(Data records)

= = = = =

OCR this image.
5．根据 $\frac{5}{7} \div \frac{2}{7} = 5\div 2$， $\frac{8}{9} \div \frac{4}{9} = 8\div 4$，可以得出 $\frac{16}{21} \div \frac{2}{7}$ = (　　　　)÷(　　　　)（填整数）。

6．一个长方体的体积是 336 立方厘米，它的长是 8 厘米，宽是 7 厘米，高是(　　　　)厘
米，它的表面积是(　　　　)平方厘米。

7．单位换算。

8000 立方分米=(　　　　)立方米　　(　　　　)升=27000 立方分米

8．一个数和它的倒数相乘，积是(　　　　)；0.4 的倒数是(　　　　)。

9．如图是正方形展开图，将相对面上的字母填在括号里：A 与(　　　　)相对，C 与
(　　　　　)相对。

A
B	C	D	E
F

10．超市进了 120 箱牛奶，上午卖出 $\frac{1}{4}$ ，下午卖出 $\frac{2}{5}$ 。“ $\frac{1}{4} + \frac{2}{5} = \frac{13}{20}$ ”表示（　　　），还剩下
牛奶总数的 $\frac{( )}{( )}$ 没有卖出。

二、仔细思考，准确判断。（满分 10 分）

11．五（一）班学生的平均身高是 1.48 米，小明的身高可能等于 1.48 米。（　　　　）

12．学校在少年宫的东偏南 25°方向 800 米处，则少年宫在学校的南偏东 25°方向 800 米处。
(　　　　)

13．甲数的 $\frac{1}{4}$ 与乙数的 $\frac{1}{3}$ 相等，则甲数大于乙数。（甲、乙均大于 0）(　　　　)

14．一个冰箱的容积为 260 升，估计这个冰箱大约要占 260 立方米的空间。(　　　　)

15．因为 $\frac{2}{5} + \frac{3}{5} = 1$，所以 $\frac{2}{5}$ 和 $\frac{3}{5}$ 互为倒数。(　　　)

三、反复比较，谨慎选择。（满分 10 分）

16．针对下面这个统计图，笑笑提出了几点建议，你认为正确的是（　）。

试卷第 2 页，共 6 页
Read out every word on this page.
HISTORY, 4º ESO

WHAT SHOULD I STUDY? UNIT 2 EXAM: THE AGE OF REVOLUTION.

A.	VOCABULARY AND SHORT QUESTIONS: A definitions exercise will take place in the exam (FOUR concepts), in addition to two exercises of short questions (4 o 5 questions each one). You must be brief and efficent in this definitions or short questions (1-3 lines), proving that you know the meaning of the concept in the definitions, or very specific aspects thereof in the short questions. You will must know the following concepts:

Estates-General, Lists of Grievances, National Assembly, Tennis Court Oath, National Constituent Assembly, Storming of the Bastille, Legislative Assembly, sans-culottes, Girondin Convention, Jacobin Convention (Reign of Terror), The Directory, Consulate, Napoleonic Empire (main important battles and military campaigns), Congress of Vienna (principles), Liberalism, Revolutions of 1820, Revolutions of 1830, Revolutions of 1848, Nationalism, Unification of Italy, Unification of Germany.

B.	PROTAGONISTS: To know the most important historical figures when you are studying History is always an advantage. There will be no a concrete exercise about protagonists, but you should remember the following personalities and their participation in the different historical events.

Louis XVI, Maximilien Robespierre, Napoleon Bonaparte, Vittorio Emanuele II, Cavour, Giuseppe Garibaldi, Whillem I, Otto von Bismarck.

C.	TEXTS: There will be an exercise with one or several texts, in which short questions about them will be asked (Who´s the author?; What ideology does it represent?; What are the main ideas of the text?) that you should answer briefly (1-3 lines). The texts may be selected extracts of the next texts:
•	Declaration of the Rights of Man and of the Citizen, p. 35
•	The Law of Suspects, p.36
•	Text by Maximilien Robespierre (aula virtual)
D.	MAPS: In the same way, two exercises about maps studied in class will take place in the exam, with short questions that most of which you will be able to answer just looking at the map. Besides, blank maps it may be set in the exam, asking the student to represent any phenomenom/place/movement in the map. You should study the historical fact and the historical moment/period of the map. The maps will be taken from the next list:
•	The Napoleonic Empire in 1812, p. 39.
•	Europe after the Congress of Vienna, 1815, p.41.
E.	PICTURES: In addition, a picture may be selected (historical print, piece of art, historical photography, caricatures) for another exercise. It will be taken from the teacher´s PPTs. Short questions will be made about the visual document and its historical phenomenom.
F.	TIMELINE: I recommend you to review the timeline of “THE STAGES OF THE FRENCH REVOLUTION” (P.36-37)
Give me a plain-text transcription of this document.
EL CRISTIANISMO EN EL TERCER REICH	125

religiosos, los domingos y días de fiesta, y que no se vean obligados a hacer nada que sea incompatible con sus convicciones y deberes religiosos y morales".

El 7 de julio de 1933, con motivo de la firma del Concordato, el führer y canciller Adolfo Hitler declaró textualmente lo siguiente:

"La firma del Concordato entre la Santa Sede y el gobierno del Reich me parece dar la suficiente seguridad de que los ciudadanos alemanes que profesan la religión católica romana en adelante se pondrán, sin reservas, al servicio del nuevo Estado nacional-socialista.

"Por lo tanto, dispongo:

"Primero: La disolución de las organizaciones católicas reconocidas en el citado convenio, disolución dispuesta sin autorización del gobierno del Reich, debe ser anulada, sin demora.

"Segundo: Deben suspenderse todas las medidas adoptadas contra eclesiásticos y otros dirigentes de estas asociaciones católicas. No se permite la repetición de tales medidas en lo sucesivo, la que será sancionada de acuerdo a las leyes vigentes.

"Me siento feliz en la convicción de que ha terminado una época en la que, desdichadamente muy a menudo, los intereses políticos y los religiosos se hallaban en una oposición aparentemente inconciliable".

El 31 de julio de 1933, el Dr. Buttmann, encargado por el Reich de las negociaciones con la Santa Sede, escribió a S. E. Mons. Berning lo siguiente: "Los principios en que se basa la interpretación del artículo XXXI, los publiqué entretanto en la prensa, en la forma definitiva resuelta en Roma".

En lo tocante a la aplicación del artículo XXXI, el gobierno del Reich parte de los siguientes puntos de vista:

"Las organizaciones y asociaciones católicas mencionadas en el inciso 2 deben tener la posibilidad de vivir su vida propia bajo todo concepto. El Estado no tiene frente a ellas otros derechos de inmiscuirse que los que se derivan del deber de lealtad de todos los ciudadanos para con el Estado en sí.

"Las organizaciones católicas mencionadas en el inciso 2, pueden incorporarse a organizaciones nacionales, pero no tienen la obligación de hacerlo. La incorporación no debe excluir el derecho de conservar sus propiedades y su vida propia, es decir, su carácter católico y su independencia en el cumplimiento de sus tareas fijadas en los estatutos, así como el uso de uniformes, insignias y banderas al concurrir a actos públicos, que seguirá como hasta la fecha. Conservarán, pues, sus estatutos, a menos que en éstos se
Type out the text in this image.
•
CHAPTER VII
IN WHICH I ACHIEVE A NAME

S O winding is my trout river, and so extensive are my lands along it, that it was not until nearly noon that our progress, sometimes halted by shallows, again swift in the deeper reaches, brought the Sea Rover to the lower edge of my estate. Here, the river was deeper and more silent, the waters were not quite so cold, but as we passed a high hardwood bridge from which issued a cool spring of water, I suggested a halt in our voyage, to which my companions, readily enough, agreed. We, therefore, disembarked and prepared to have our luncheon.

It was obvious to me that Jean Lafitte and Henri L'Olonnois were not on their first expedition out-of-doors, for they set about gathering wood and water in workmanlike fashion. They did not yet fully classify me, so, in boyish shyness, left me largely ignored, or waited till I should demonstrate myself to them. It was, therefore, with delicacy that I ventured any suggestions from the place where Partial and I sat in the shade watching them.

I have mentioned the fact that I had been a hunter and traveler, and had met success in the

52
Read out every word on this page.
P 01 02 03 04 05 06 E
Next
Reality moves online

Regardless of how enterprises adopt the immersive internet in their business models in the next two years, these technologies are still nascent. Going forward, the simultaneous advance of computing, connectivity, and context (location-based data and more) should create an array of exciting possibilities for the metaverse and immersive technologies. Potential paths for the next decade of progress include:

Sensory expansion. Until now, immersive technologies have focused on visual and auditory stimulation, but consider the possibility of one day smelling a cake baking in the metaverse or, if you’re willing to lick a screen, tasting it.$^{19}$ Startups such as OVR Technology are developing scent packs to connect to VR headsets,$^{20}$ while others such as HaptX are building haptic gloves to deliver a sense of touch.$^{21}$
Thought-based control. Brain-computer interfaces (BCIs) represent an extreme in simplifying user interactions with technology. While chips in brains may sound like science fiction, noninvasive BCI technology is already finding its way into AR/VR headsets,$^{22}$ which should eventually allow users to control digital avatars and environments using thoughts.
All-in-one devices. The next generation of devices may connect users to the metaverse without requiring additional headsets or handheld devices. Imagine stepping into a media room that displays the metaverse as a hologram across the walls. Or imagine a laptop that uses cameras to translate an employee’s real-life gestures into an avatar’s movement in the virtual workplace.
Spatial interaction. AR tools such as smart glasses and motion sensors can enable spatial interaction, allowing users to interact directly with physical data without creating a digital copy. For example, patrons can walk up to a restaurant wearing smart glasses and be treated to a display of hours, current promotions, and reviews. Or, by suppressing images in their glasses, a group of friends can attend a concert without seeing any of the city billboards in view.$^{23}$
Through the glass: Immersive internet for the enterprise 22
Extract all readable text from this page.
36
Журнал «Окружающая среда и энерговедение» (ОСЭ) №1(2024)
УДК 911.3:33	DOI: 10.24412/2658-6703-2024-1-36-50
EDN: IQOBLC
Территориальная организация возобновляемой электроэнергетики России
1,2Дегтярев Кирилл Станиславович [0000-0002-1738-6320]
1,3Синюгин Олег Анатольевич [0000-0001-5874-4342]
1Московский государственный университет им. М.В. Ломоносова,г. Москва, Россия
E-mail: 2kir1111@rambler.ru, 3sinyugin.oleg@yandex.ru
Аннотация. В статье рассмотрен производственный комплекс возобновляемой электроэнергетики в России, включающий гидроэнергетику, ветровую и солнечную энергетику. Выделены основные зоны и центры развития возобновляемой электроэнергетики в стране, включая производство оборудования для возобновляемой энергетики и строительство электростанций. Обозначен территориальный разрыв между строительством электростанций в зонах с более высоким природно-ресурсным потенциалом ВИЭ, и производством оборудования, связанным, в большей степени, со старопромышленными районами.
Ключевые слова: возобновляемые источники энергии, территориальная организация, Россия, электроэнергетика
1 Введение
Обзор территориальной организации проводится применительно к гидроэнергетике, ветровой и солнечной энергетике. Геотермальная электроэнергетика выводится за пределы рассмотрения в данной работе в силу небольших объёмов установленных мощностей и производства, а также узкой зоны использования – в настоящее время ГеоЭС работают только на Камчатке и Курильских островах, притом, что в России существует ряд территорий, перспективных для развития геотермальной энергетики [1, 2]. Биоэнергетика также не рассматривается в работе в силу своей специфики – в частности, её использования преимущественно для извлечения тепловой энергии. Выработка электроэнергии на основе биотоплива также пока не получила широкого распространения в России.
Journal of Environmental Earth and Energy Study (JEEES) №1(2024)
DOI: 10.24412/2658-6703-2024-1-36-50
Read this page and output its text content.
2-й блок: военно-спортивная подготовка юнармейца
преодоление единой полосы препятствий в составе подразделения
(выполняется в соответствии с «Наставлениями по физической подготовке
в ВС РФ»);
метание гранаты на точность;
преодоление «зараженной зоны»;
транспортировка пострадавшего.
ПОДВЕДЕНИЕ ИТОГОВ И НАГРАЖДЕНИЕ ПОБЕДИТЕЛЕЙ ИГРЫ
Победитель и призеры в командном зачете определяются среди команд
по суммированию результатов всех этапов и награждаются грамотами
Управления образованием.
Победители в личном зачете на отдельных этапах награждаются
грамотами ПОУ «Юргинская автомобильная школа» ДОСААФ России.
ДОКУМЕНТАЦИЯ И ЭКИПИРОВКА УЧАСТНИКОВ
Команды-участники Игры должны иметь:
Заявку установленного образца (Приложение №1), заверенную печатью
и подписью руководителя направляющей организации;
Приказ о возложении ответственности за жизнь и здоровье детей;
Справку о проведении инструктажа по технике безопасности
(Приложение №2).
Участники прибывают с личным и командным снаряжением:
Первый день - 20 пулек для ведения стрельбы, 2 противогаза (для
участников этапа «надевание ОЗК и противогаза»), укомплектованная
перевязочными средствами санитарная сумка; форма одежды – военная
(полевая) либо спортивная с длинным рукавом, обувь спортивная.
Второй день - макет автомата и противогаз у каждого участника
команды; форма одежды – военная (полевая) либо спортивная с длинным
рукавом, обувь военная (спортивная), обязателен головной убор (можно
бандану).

= = = = =

* [EXERCISE PROMPT] Report how many lines in the records hold the word "преодоление", giving the number and nothing else.

* [CORRECT ANSWER] 2